Write out the lines exactly as they appear in the records, starting with the line containing "svg-text:44 %: 44 % [200,575,225,587]" and going on through the line containing "svg-text:1,2: 1,2 [895,54,910,66]", including both of those lines.

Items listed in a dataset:
■ ■ ■
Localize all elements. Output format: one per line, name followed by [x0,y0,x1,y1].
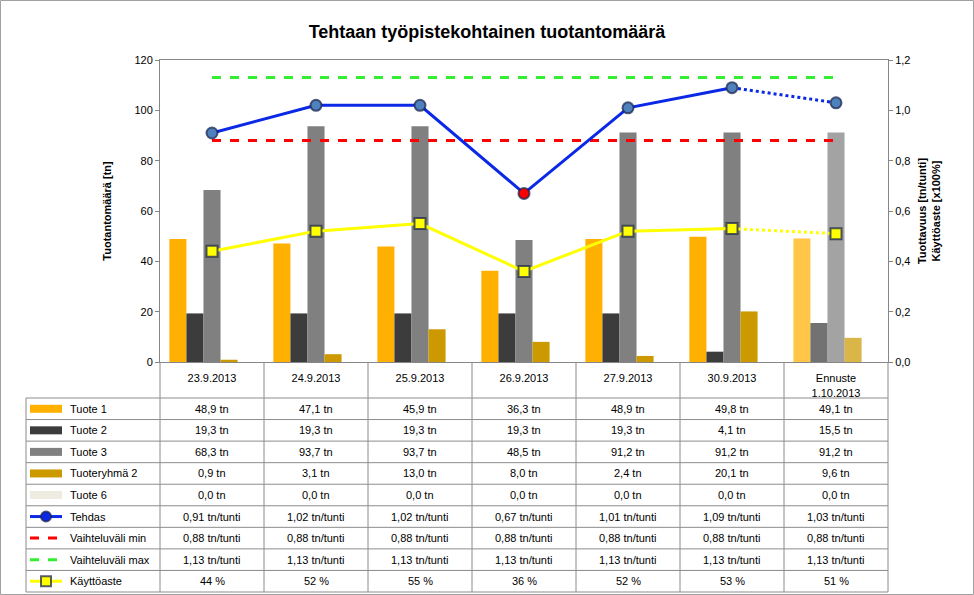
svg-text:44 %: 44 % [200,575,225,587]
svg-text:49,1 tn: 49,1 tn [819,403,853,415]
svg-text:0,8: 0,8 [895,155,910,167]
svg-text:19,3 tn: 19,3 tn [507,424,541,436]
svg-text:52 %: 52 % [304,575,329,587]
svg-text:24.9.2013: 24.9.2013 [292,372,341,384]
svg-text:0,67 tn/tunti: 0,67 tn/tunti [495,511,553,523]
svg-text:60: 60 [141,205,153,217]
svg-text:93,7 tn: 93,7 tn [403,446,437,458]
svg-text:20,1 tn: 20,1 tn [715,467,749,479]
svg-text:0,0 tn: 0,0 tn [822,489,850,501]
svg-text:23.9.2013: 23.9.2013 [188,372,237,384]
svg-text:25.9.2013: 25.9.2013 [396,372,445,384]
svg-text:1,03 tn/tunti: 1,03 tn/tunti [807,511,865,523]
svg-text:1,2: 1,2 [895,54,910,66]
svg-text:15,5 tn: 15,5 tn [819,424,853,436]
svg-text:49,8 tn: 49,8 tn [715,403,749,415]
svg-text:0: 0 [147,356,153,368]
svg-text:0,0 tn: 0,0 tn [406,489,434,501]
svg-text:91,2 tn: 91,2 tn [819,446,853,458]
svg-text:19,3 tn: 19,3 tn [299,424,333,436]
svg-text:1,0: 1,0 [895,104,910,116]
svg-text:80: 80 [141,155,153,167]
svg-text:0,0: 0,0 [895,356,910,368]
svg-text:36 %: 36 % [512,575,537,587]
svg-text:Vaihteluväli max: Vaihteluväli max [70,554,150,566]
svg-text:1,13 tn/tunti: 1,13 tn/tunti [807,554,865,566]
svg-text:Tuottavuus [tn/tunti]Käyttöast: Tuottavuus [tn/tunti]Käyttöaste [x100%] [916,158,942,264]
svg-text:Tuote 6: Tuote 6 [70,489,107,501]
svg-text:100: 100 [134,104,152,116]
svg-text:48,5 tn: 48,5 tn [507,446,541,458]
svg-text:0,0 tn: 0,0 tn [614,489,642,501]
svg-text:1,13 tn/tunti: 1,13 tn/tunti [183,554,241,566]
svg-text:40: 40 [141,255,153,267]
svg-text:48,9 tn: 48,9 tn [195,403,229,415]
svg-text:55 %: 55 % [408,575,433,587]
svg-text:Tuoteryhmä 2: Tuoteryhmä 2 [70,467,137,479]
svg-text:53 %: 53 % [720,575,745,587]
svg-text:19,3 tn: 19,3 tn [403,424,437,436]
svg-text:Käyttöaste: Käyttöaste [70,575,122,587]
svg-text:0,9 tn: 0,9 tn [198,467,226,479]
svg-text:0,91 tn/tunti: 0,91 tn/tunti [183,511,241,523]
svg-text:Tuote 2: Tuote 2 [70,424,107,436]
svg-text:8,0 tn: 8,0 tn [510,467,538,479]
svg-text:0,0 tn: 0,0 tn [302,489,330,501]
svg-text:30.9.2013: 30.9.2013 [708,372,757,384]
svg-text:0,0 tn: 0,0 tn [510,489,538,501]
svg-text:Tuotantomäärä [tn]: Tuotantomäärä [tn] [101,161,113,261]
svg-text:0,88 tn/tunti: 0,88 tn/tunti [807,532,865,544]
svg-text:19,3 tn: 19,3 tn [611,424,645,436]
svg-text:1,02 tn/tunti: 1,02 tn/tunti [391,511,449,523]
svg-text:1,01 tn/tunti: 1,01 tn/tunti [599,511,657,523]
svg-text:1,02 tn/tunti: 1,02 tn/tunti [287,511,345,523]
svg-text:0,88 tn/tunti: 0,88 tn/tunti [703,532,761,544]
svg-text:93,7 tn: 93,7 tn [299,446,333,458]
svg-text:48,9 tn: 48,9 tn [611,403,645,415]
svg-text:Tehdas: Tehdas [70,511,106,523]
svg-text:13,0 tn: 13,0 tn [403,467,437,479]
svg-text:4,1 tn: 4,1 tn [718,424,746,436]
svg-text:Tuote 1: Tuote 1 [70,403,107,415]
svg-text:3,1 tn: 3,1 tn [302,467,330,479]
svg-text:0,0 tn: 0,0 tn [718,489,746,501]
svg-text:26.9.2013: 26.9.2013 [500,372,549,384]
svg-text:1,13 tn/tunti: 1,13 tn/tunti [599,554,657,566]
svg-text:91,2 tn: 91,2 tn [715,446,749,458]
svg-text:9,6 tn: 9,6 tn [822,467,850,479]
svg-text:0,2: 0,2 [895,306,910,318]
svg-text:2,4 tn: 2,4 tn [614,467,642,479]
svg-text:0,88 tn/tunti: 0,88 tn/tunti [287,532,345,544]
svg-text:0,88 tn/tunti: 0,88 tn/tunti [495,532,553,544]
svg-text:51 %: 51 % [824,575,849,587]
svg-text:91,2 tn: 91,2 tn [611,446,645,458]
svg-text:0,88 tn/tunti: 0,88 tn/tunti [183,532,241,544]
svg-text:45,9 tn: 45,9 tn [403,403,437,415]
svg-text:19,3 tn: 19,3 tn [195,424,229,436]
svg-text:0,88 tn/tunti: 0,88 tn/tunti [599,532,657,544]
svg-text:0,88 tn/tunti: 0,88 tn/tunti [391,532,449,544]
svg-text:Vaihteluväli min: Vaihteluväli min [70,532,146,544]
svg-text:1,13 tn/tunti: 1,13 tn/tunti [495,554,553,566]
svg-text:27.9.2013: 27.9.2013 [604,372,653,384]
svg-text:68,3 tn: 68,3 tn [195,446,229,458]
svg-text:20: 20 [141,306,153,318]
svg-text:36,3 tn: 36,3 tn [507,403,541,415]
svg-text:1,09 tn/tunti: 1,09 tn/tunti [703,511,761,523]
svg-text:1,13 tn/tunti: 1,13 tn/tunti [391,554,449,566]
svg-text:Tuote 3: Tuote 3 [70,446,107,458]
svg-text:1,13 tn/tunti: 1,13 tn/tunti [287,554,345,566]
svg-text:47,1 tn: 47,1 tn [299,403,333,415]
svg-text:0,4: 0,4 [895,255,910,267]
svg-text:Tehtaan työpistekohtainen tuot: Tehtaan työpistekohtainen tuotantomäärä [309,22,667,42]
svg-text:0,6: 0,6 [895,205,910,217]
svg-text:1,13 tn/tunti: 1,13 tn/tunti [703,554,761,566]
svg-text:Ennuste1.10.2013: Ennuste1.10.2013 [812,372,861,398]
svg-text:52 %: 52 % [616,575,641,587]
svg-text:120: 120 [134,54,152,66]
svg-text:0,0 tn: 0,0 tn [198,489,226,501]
■ ■ ■
» Result of this exercise:
svg-text:44 %: 44 % [200,575,225,587]
svg-text:49,1 tn: 49,1 tn [819,403,853,415]
svg-text:0,8: 0,8 [895,155,910,167]
svg-text:19,3 tn: 19,3 tn [507,424,541,436]
svg-text:52 %: 52 % [304,575,329,587]
svg-text:24.9.2013: 24.9.2013 [292,372,341,384]
svg-text:0,67 tn/tunti: 0,67 tn/tunti [495,511,553,523]
svg-text:60: 60 [141,205,153,217]
svg-text:93,7 tn: 93,7 tn [403,446,437,458]
svg-text:20,1 tn: 20,1 tn [715,467,749,479]
svg-text:0,0 tn: 0,0 tn [822,489,850,501]
svg-text:23.9.2013: 23.9.2013 [188,372,237,384]
svg-text:25.9.2013: 25.9.2013 [396,372,445,384]
svg-text:1,03 tn/tunti: 1,03 tn/tunti [807,511,865,523]
svg-text:1,2: 1,2 [895,54,910,66]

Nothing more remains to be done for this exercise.